_Passage to read:_
▬▬▬▬▬▬

The banking system in India provides a meeting ground for investors and savers. With time, the Indian banking system structure and our country’s financial markets have also experienced a huge transformation since liberalization.
In the modern era, banks play a significant role in accumulating public savings and making them available for investment. They also boost the mobility of capital and create demand deposits in granting loans and buying investment securities.
Thus, we can conclude the overall effects were positive since the emergence of the banking system in India and led to a win-win game for all businesses and investors.
History of Banking System in India
One should know the history of the banking system in India. Thus, we have gathered some important points about the history of the banking system in India.
Did you know the first bank of India, ‘Bank of Hindustan,’ was established in 1770? Yes, you heard it right! In 1770. The bank was located in Calcutta, which later ceased its operations in 1832.

▬▬▬▬▬▬

_Stored records:_
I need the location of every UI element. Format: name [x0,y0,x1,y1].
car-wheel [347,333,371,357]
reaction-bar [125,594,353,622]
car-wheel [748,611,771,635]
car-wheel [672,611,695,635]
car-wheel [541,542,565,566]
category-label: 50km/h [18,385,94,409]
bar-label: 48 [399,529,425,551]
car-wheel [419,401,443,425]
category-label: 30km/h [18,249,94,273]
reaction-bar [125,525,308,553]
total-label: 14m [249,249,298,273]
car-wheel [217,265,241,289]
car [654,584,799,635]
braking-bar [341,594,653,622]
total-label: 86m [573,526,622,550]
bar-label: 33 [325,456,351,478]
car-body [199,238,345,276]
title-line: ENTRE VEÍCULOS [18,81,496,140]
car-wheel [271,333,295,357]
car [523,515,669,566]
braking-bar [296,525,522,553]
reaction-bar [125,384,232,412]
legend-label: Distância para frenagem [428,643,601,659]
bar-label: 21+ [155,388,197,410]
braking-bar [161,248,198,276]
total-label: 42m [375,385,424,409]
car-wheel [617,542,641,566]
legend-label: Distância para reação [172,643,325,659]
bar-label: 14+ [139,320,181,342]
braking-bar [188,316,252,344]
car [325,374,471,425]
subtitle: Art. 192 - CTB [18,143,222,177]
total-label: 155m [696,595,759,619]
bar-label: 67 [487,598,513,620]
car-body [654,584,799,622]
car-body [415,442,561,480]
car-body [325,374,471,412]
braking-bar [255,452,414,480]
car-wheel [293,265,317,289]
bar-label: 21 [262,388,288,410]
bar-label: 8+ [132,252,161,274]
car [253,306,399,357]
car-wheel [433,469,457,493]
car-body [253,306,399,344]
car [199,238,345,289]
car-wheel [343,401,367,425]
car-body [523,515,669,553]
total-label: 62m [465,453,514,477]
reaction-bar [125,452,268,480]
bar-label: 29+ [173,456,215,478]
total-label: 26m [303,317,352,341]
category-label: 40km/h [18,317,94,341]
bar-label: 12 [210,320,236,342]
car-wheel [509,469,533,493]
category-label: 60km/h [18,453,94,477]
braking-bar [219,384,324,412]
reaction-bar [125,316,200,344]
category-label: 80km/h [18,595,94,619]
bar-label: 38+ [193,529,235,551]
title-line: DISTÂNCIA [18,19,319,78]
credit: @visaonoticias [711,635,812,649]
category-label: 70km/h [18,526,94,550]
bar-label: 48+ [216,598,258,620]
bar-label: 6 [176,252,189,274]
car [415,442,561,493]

▬▬▬▬▬▬

_Exercise requirements:_
Continue the piece on India's banking system from where it stops, picking up after the sentence about the Bank of Hindustan closing in 1832.

_Written answer:_
During that era, more than 500 banks registered themselves and trying to flourish, but only a few of them managed to survive, including the Bank of Bengal (1809), Bank of Bombay (1840), and Bank of Madras (1843).
Note: Bank of Calcutta (The oldest commercial bank in India) was established in 1806. After 3 years, the bank was issued a royal character and changed its name to the Bank of Bengal.
When the British Empire was ruling India, the 3 banks mentioned above were established. All these banks were merged to form the Imperial Bank of India in 1921. In 1955, after India’s independence, the name of Imperial bank was changed to the State Bank of India (SBI), which is carrying out operations even today.
In addition, SBI is the largest public sector bank in India and is serving numerous customers through its impeccable services.
List of Pre-Independence Banks in India (1786-1947)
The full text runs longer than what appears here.